Gay Talese –Pior ainda. Demorei mais de 10 anos. No começo, você tem uma ideia e é movido pela curiosidade. Mas não é porque você persegue a própria curiosidade que vai chegar a algum lugar, na análise final de um trabalho publicado. Você tem que se envolver ou, ao menos, começar a se envolver. É aí que o que eu chamo de perda de tempo começa a progredir, em reversão. Porque para escrever não ficção – eu não escrevo ficção –, não fabrico fatos, não tomo liberdade com eles. Para que a sua procura pelos fatos tome a forma da narrativa de ficção, você tem que conhecer seus personagens muito bem. Tem que estabelecer com eles uma compatibilidade, uma compreensão não só do que eles dizem mas também do que estão pensando. É preciso que haja um relacionamento, quase um caso de amor. O que não quer dizer que você passe por uma rendição de todo o afeto e da capacidade de julgar – de jeito nenhum. Há sempre uma parte da vida do escritor que é ser escritor, não importa como você viva. É a sensibilidade isolada do escritor, o estado de alerta, a separação – como escritor, você se separa dos outros o tempo todo. Porque há uma parte de você que está registrando, como escritor, o que vê e o que sente. Mas, ainda assim, você precisa desta relação de trabalho muito próxima e isto leva tempo. Assim como uma amizade demora a se formar, assim como fazer a corte leva tempo. Às vezes, você encontra alguém, acha que gosta da pessoa, que até ama esta pessoa e, depois, não dá certo.

Foi assim com Vida de Escritor?

G.T. – No livro, eu descrevo a forma que acompanha a curiosidade, o que você faz depois que a curiosidade o leva para uma certa direção. Como você se mantém na missão, como mantém o curso, como não se perde. É isto o que eu chamo a arte de ‘hanging out’. É assim que faço meu trabalho. Eu não saio por aí anotando tudo ou gravando. Mas eu carrego comigo estes cartões aqui (mostra várias cartolinas de caixas de camisas sociais recortadas em retângulos que cabem no bolso do paletó). E eu saio com uma caneta o tempo todo, anoto umas coisas, de preferência não na frente das pessoas. E aí, quando termino de trabalhar no fim do dia, uso a máquina de escrever (a mesma IBM elétrica há 35 anos). Depois que faço toda a pesquisa – e isso pode demorar anos – é que escrevo. Eu demoro 7, 8, 9 anos para escrever um livro.

Mas, se ficar entusiasmado com um personagem ou uma história, não dá vontade de começar a escrever logo?

G.T. – Oh, não! Nunca tenho vontade de escrever logo (risos). E muitas vezes não quero escrever de jeito nenhum… Esta parte que é dureza. Divertido é pesquisar. Especialmente quando viajo muito com os personagens; às vezes vou longe atrás deles. Neste livro, quando fui atrás da jogadora de futebol chinesa, não tinha nada marcado com ela. Simplesmente tomei um avião e fui procurá-la entre os bilhões de chineses. Mas não é possível escrever sem antes organizar, avaliar o material que se tem. Nunca fiz cinema mas o meu método não é muito diferente do de um diretor fazendo seu storyboard. Tudo o que eu escrevo, seja um livro ou artigo de revista, começa com uma cena.

## Entradas retiradas de uma coleção

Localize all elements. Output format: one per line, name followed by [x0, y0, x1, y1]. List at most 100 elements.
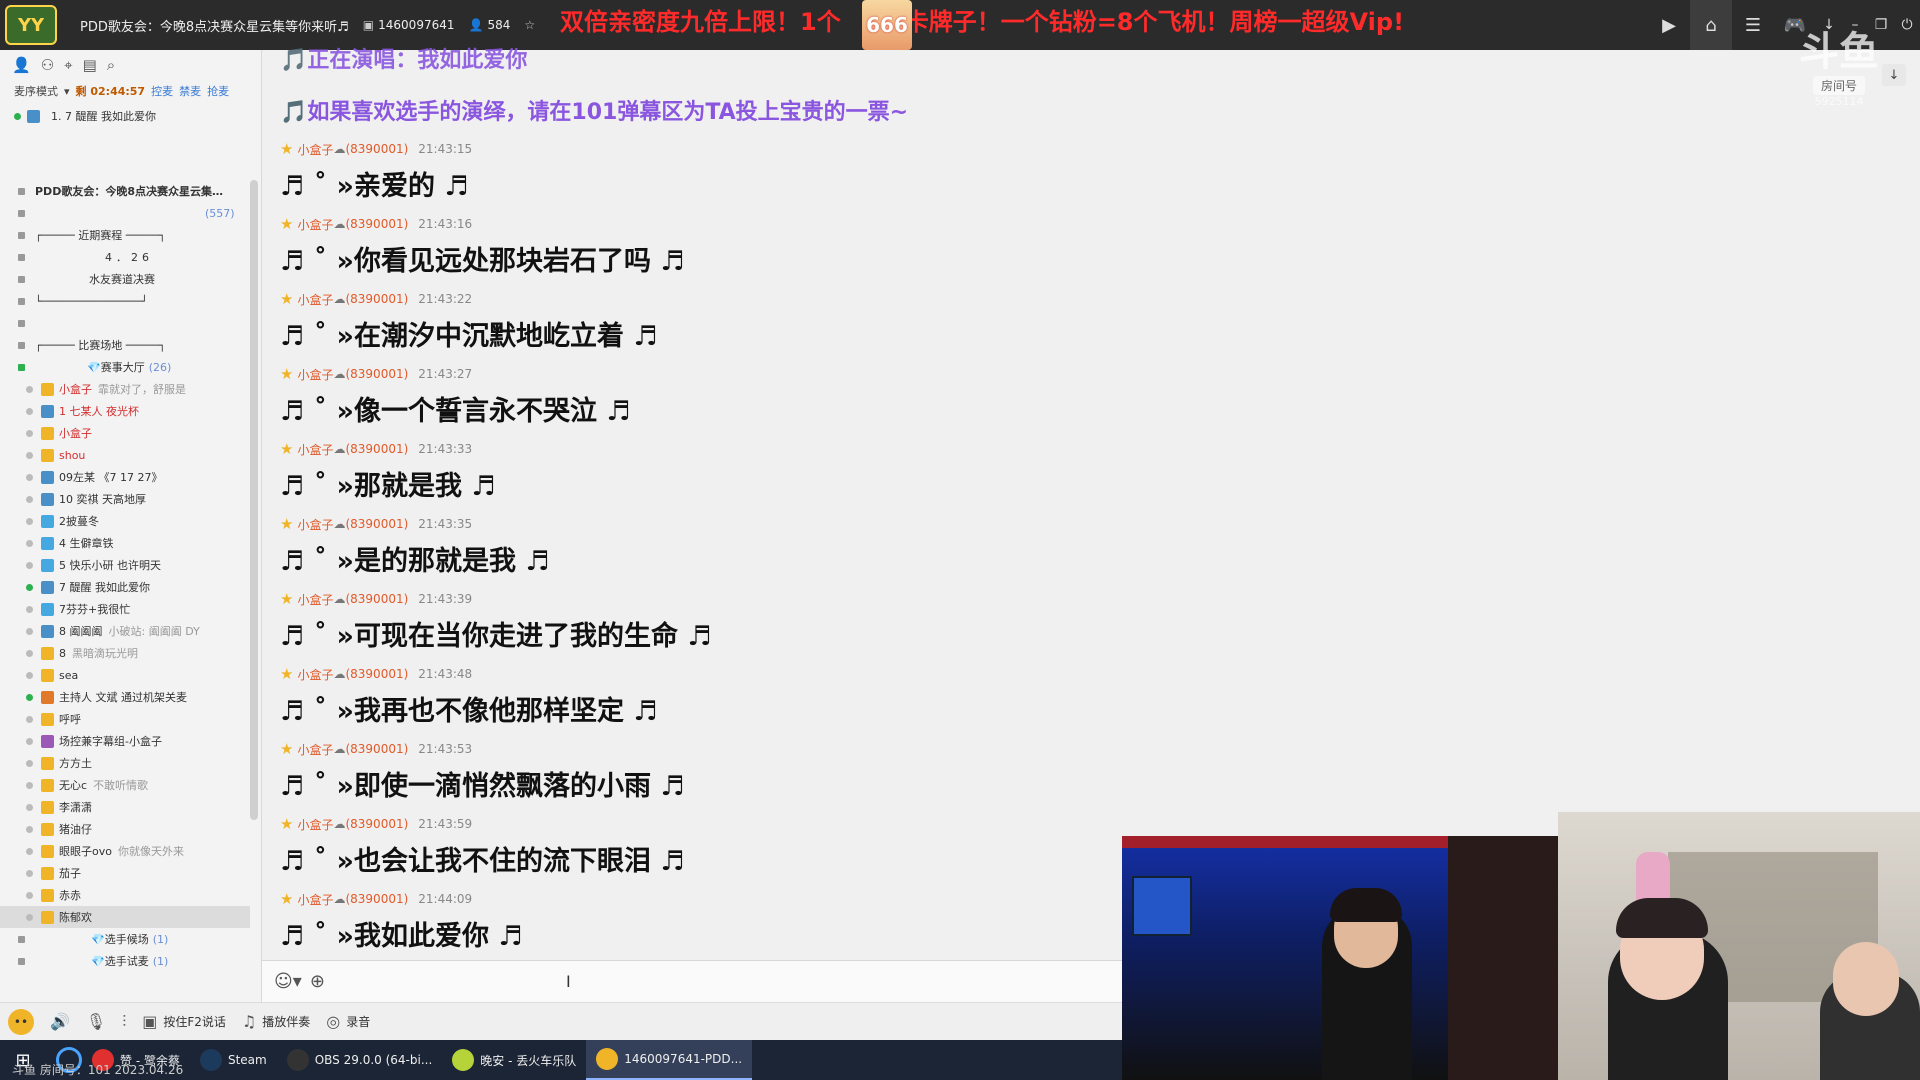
member-row[interactable]: 茄子	[0, 862, 250, 884]
member-row[interactable]: 7 醍醒 我如此爱你	[0, 576, 250, 598]
cloud-icon: ☁	[333, 592, 346, 606]
ptt-button[interactable]: ▣ 按住F2说话	[142, 1012, 226, 1031]
control-mic-link[interactable]: 控麦	[151, 83, 173, 99]
user-icon[interactable]: 👤	[12, 56, 31, 74]
member-row[interactable]: 1 七某人 夜光杯	[0, 400, 250, 422]
emoji-icon[interactable]: ☺▾	[274, 971, 302, 992]
mic-icon: 🎙	[85, 1012, 107, 1031]
person-hair	[1616, 898, 1708, 938]
sender-name[interactable]: 小盒子	[297, 816, 333, 833]
online-count: 584	[487, 18, 511, 32]
member-row[interactable]: 猪油仔	[0, 818, 250, 840]
star-icon: ★	[280, 740, 294, 758]
location-icon[interactable]: ⌖	[64, 56, 72, 74]
member-row[interactable]: 主持人 文斌 通过机架关麦	[0, 686, 250, 708]
sender-name[interactable]: 小盒子	[297, 891, 333, 908]
search-icon[interactable]: ⌕	[107, 56, 115, 74]
taskbar-item-yy[interactable]: 1460097641-PDD...	[586, 1040, 753, 1080]
member-row[interactable]: 09左某 《7 17 27》	[0, 466, 250, 488]
status-dot	[26, 715, 33, 723]
mascot-icon[interactable]: ••	[8, 1008, 34, 1035]
member-name: 呼呼	[59, 713, 81, 726]
member-row[interactable]: shou	[0, 444, 250, 466]
member-row[interactable]: 10 奕祺 天高地厚	[0, 488, 250, 510]
ptt-label: 按住F2说话	[163, 1015, 226, 1029]
ban-mic-link[interactable]: 禁麦	[179, 83, 201, 99]
taskbar-item-obs[interactable]: OBS 29.0.0 (64-bi...	[277, 1040, 443, 1080]
favorite-button[interactable]: ☆	[524, 18, 535, 32]
member-role-icon	[41, 624, 54, 638]
member-row[interactable]: 7芬芬+我很忙	[0, 598, 250, 620]
accompany-button[interactable]: ♫ 播放伴奏	[242, 1012, 310, 1031]
member-row[interactable]: 李潇潇	[0, 796, 250, 818]
at-icon[interactable]: ⊕	[310, 971, 325, 992]
tree-item[interactable]: ┌───── 比赛场地 ─────┐	[0, 334, 250, 356]
member-row[interactable]: 呼呼	[0, 708, 250, 730]
notes-icon[interactable]: ▤	[83, 56, 97, 74]
mic-mode-select[interactable]: 麦序模式	[14, 83, 58, 99]
chat-input[interactable]: ☺▾ ⊕	[262, 960, 1122, 1002]
tree-item[interactable]: ┌───── 近期赛程 ─────┐	[0, 224, 250, 246]
lock-icon	[18, 935, 25, 943]
room-title: PDD歌友会：今晚8点决赛众星云集等你来听♬	[80, 19, 349, 35]
message-time: 21:43:59	[418, 817, 473, 831]
sender-name[interactable]: 小盒子	[297, 141, 333, 158]
member-row[interactable]: 场控兼字幕组-小盒子	[0, 730, 250, 752]
status-dot	[14, 112, 21, 120]
tree-root[interactable]: PDD歌友会：今晚8点决赛众星云集…	[0, 180, 250, 202]
sender-name[interactable]: 小盒子	[297, 741, 333, 758]
sub-channel[interactable]: 💎 选手候场 (1)	[0, 928, 250, 950]
member-role-icon	[41, 382, 54, 396]
member-row[interactable]: 8 黑暗滴玩光明	[0, 642, 250, 664]
tree-item[interactable]: 4．26	[0, 246, 250, 268]
member-row[interactable]: sea	[0, 664, 250, 686]
group-icon[interactable]: ⚇	[41, 56, 54, 74]
member-row[interactable]: 方方土	[0, 752, 250, 774]
tree-item[interactable]	[0, 312, 250, 334]
member-row[interactable]: 小盒子	[0, 422, 250, 444]
status-dot	[26, 737, 33, 745]
tree-hall[interactable]: 💎 赛事大厅 (26)	[0, 356, 250, 378]
speaker-icon: 🔊	[50, 1012, 70, 1031]
lock-icon	[18, 319, 25, 327]
sender-name[interactable]: 小盒子	[297, 441, 333, 458]
member-name: 主持人 文斌 通过机架关麦	[59, 691, 187, 704]
member-row[interactable]: 赤赤	[0, 884, 250, 906]
member-row[interactable]: 4 生僻章铁	[0, 532, 250, 554]
sender-name[interactable]: 小盒子	[297, 366, 333, 383]
tree-scrollbar[interactable]	[250, 180, 258, 820]
video-icon[interactable]: ▶	[1648, 0, 1690, 50]
grab-mic-link[interactable]: 抢麦	[207, 83, 229, 99]
speaker-button[interactable]: 🔊	[50, 1012, 70, 1031]
sender-name[interactable]: 小盒子	[297, 216, 333, 233]
sender-name[interactable]: 小盒子	[297, 591, 333, 608]
star-icon: ★	[280, 290, 294, 308]
sub-channel[interactable]: 💎 选手试麦 (1)	[0, 950, 250, 972]
mixer-button[interactable]: ⫶	[122, 1012, 126, 1032]
sender-name[interactable]: 小盒子	[297, 666, 333, 683]
home-icon[interactable]: ⌂	[1690, 0, 1732, 50]
sender-name[interactable]: 小盒子	[297, 516, 333, 533]
taskbar-item-music[interactable]: 晚安 - 丢火车乐队	[442, 1040, 586, 1080]
cloud-icon: ☁	[333, 742, 346, 756]
mic-queue-item[interactable]: 1. 7 醍醒 我如此爱你	[0, 102, 261, 130]
mic-button[interactable]: 🎙	[86, 1012, 106, 1031]
tree-item[interactable]: 水友赛道决赛	[0, 268, 250, 290]
member-row[interactable]: 8 阖阖阖 小破站: 阖阖阖 DY	[0, 620, 250, 642]
download-arrow-icon[interactable]: ↓	[1882, 64, 1906, 86]
member-row[interactable]: 小盒子 霏就对了，舒服是	[0, 378, 250, 400]
record-button[interactable]: ◎ 录音	[326, 1012, 370, 1031]
member-row[interactable]: 无心c 不敢听情歌	[0, 774, 250, 796]
list-icon[interactable]: ☰	[1732, 0, 1774, 50]
lock-icon	[18, 275, 25, 283]
power-icon[interactable]: ⏻	[1894, 0, 1920, 50]
tree-item[interactable]: └───────────────┘	[0, 290, 250, 312]
taskbar-item-steam[interactable]: Steam	[190, 1040, 277, 1080]
member-row[interactable]: 眼眼子ovo 你就像天外来	[0, 840, 250, 862]
sender-name[interactable]: 小盒子	[297, 291, 333, 308]
member-row[interactable]: 陈郁欢	[0, 906, 250, 928]
star-icon: ★	[280, 665, 294, 683]
member-name: 茄子	[59, 867, 81, 880]
member-row[interactable]: 2披蔓冬	[0, 510, 250, 532]
member-row[interactable]: 5 快乐小研 也许明天	[0, 554, 250, 576]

## TAREFAS
[a] Segundo a entrevista com Gay Talese, quanto tempo ele demora para escrever um livro?
[b] Reescreva em forma de lista, mantendo os fatos principais, o parágrafo da entrevista com Gay Talese que começa com "G.T. – No livro, eu descrevo".
[c] Reproduza o trecho da entrevista com Gay Talese de "Mas, se ficar" até "com uma cena.", inclusive, trocando "cinema" por "teatro".

## RESPOSTAS
[a] Ele demora 7, 8 ou 9 anos para escrever um livro.

[b]
- No livro, ele descreve o que se faz depois que a curiosidade leva para uma certa direção: como se manter na missão e no curso sem se perder, o que chama de arte de "hanging out".
- Ele não sai por aí anotando tudo ou gravando.
- Carrega cartões feitos de cartolinas de caixas de camisas sociais, recortadas em retângulos que cabem no bolso do paletó, e uma caneta.
- Anota algumas coisas, de preferência não na frente das pessoas.
- No fim do dia, usa a máquina de escrever, a mesma IBM elétrica há 35 anos.
- Só escreve depois de fazer toda a pesquisa, o que pode levar anos.
- Demora 7, 8 ou 9 anos para escrever um livro.

[c]
Mas, se ficar entusiasmado com um personagem ou uma história, não dá vontade de começar a escrever logo?

G.T. – Oh, não! Nunca tenho vontade de escrever logo (risos). E muitas vezes não quero escrever de jeito nenhum… Esta parte que é dureza. Divertido é pesquisar. Especialmente quando viajo muito com os personagens; às vezes vou longe atrás deles. Neste livro, quando fui atrás da jogadora de futebol chinesa, não tinha nada marcado com ela. Simplesmente tomei um avião e fui procurá-la entre os bilhões de chineses. Mas não é possível escrever sem antes organizar, avaliar o material que se tem. Nunca fiz teatro mas o meu método não é muito diferente do de um diretor fazendo seu storyboard. Tudo o que eu escrevo, seja um livro ou artigo de revista, começa com uma cena.